Requirement:
Reproduce the rows from the first one through the line that holds "x-tick-label: 20 — [764, 505, 778, 521]", both ends included, swapping every "y-tick-label" for "y-axis-tick" and leaving everything else unchanged.
··· Record list ···
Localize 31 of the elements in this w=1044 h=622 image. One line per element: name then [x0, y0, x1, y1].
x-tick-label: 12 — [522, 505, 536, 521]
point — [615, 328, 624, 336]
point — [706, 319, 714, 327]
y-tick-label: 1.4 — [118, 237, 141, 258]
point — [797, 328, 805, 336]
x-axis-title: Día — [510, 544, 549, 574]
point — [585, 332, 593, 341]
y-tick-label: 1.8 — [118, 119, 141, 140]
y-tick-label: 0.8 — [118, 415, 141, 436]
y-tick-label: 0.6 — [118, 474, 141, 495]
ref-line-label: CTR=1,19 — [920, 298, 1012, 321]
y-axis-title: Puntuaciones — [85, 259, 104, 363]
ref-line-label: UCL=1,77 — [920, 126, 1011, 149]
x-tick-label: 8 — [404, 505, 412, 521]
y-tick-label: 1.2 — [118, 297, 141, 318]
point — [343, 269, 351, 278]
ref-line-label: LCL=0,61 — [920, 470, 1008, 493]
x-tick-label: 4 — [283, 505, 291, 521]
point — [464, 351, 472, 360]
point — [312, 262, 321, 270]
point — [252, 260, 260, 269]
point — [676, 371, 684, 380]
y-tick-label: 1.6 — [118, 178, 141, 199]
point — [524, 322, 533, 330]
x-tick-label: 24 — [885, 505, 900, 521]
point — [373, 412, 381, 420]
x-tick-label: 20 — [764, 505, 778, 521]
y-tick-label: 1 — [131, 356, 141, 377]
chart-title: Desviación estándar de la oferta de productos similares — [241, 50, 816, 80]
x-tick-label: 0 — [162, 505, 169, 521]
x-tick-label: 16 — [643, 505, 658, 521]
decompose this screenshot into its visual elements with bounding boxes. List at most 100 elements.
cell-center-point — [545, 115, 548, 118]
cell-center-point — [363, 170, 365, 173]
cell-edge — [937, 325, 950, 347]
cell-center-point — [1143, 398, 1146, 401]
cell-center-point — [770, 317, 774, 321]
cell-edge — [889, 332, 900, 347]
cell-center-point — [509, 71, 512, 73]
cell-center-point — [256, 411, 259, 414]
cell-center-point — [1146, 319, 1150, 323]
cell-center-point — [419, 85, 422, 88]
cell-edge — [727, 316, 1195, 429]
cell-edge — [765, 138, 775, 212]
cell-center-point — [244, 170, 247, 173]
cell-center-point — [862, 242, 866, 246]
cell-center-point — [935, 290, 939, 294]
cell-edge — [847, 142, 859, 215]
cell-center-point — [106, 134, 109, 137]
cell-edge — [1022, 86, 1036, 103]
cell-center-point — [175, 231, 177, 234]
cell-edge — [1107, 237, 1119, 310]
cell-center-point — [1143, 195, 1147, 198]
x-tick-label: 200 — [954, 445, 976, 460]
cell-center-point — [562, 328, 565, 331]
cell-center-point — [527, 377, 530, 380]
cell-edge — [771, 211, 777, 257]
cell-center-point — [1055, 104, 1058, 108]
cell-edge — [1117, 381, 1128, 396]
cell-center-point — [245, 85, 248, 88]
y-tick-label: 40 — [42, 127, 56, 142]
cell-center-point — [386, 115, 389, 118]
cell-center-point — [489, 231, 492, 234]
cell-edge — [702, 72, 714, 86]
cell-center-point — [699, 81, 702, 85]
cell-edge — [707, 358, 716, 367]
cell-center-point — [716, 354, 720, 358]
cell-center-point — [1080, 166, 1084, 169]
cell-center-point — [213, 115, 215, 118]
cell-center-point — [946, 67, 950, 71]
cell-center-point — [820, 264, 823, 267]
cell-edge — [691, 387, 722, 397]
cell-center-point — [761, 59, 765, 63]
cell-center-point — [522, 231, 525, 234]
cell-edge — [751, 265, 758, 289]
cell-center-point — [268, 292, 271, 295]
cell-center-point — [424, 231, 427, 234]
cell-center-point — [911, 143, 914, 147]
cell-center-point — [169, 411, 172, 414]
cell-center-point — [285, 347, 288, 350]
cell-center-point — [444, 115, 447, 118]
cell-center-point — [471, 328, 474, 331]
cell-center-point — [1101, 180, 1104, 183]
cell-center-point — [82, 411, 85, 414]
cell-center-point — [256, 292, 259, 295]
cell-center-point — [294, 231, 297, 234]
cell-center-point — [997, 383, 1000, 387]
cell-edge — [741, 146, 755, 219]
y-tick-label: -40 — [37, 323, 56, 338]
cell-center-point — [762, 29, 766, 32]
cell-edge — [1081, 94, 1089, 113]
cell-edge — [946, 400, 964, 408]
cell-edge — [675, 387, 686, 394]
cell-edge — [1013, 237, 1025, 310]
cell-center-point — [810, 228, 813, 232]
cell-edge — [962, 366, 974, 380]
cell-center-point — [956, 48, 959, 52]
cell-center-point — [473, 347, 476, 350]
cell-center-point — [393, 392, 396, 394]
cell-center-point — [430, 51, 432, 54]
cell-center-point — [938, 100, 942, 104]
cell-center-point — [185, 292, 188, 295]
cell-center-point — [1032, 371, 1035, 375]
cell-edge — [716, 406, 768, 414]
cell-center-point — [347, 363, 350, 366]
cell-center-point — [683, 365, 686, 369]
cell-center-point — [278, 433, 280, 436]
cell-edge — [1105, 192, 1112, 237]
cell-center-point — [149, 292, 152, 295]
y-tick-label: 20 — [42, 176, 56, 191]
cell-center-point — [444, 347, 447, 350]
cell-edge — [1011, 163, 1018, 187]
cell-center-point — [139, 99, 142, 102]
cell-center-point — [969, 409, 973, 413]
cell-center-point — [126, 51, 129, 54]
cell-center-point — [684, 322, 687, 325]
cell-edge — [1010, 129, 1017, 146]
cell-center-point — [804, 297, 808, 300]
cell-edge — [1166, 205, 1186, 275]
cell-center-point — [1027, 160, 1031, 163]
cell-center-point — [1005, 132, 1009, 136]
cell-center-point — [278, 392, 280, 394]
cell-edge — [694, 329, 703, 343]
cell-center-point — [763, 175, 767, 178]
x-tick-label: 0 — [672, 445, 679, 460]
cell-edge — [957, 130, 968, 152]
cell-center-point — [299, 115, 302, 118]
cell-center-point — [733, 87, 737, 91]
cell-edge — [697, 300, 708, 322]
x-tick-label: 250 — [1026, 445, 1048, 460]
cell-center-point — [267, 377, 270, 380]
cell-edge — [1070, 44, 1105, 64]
···
Response to the task:
Localize 31 of the elements in this w=1044 h=622 image. One line per element: name then [x0, y0, x1, y1].
x-tick-label: 12 — [522, 505, 536, 521]
point — [615, 328, 624, 336]
point — [706, 319, 714, 327]
y-axis-tick: 1.4 — [118, 237, 141, 258]
point — [797, 328, 805, 336]
x-axis-title: Día — [510, 544, 549, 574]
point — [585, 332, 593, 341]
y-axis-tick: 1.8 — [118, 119, 141, 140]
y-axis-tick: 0.8 — [118, 415, 141, 436]
y-axis-tick: 0.6 — [118, 474, 141, 495]
ref-line-label: CTR=1,19 — [920, 298, 1012, 321]
y-axis-title: Puntuaciones — [85, 259, 104, 363]
ref-line-label: UCL=1,77 — [920, 126, 1011, 149]
x-tick-label: 8 — [404, 505, 412, 521]
y-axis-tick: 1.2 — [118, 297, 141, 318]
point — [343, 269, 351, 278]
ref-line-label: LCL=0,61 — [920, 470, 1008, 493]
x-tick-label: 4 — [283, 505, 291, 521]
point — [464, 351, 472, 360]
point — [312, 262, 321, 270]
point — [252, 260, 260, 269]
point — [676, 371, 684, 380]
y-axis-tick: 1.6 — [118, 178, 141, 199]
point — [524, 322, 533, 330]
x-tick-label: 24 — [885, 505, 900, 521]
point — [373, 412, 381, 420]
x-tick-label: 20 — [764, 505, 778, 521]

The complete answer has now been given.